(Records from a collection)

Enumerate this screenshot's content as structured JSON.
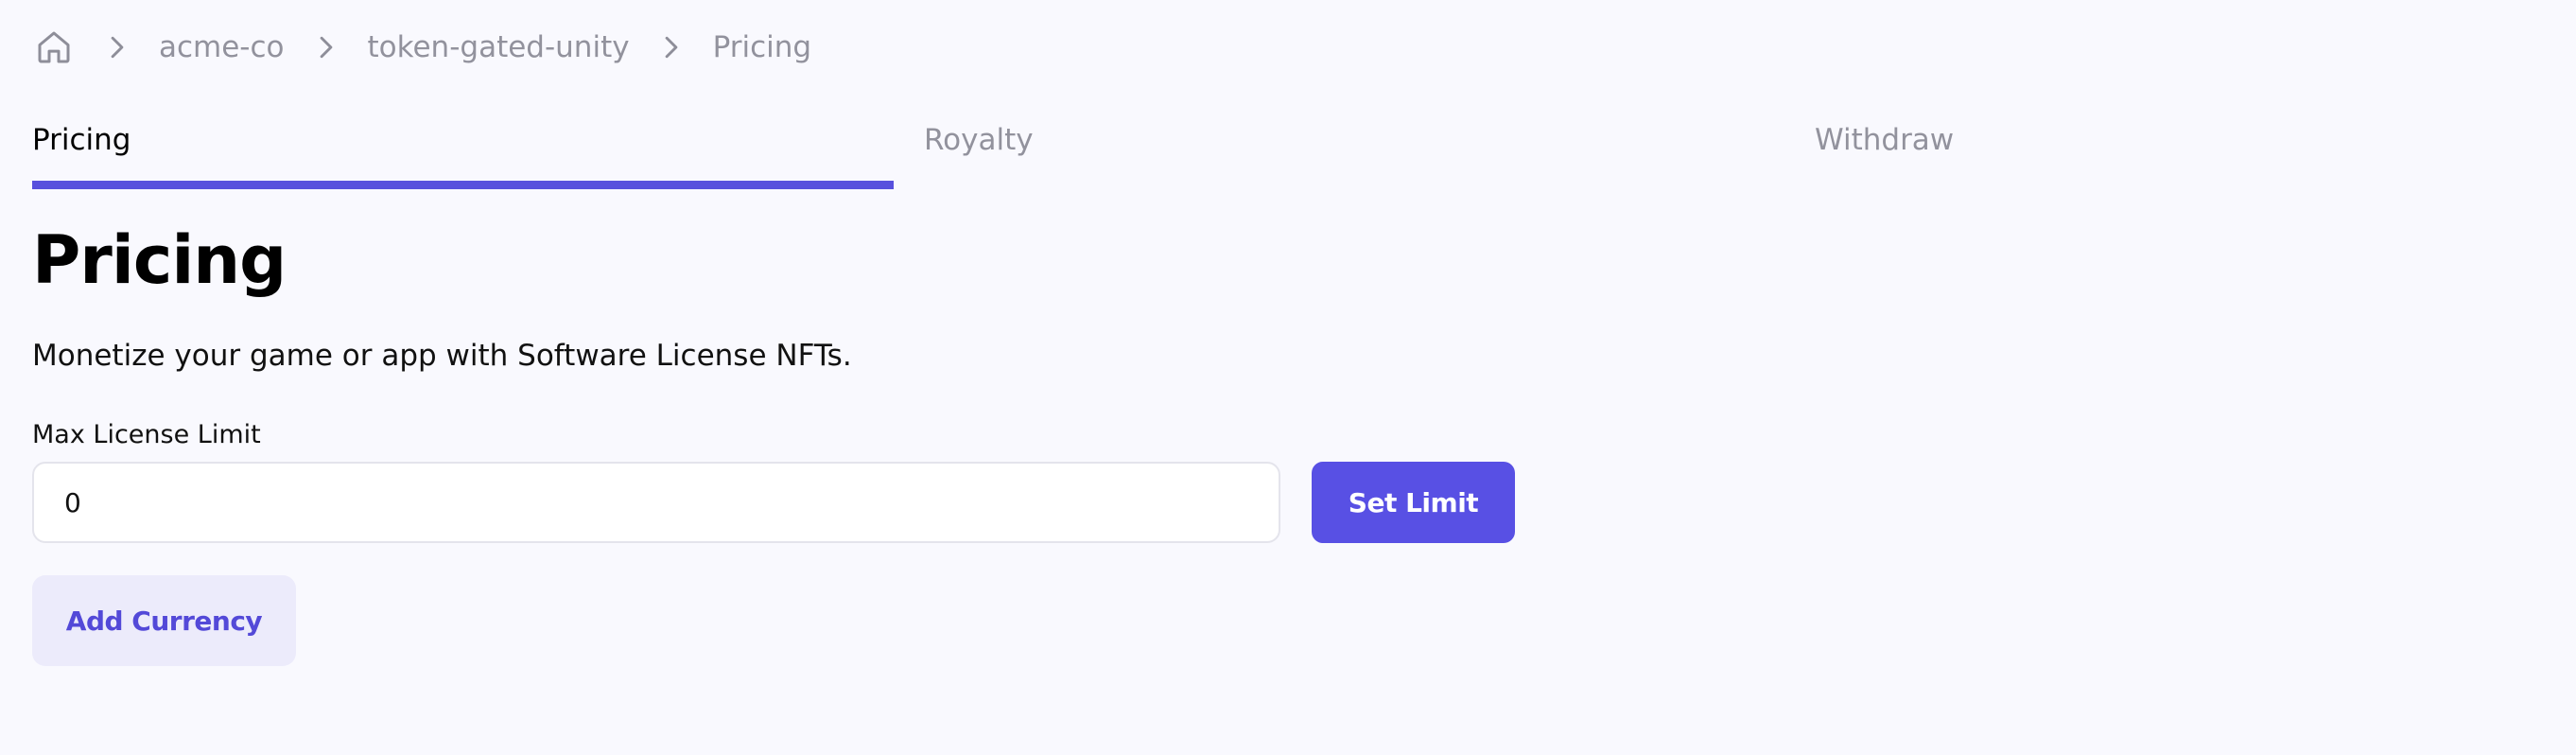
{
  "breadcrumb": {
    "home_icon": "home-icon",
    "separator_icon": "chevron-right-icon",
    "items": [
      {
        "label": "acme-co"
      },
      {
        "label": "token-gated-unity"
      },
      {
        "label": "Pricing"
      }
    ]
  },
  "tabs": [
    {
      "label": "Pricing",
      "active": true
    },
    {
      "label": "Royalty",
      "active": false
    },
    {
      "label": "Withdraw",
      "active": false
    }
  ],
  "main": {
    "title": "Pricing",
    "description": "Monetize your game or app with Software License NFTs.",
    "max_license_limit": {
      "label": "Max License Limit",
      "value": "0"
    },
    "set_limit_label": "Set Limit",
    "add_currency_label": "Add Currency"
  },
  "colors": {
    "accent": "#5850dd",
    "background": "#f9f9fe",
    "muted_text": "#92929d",
    "secondary_button_bg": "#ecebfb"
  }
}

■ **GOAL OF THE EXERCISE**: Leave the images out, please, and restate each line word for word.

■ **RESPONSE TO THIS EXERCISE**:
Enumerate this screenshot's content as structured JSON.
{
  "breadcrumb": {
    "home_icon": "home-icon",
    "separator_icon": "chevron-right-icon",
    "items": [
      {
        "label": "acme-co"
      },
      {
        "label": "token-gated-unity"
      },
      {
        "label": "Pricing"
      }
    ]
  },
  "tabs": [
    {
      "label": "Pricing",
      "active": true
    },
    {
      "label": "Royalty",
      "active": false
    },
    {
      "label": "Withdraw",
      "active": false
    }
  ],
  "main": {
    "title": "Pricing",
    "description": "Monetize your game or app with Software License NFTs.",
    "max_license_limit": {
      "label": "Max License Limit",
      "value": "0"
    },
    "set_limit_label": "Set Limit",
    "add_currency_label": "Add Currency"
  },
  "colors": {
    "accent": "#5850dd",
    "background": "#f9f9fe",
    "muted_text": "#92929d",
    "secondary_button_bg": "#ecebfb"
  }
}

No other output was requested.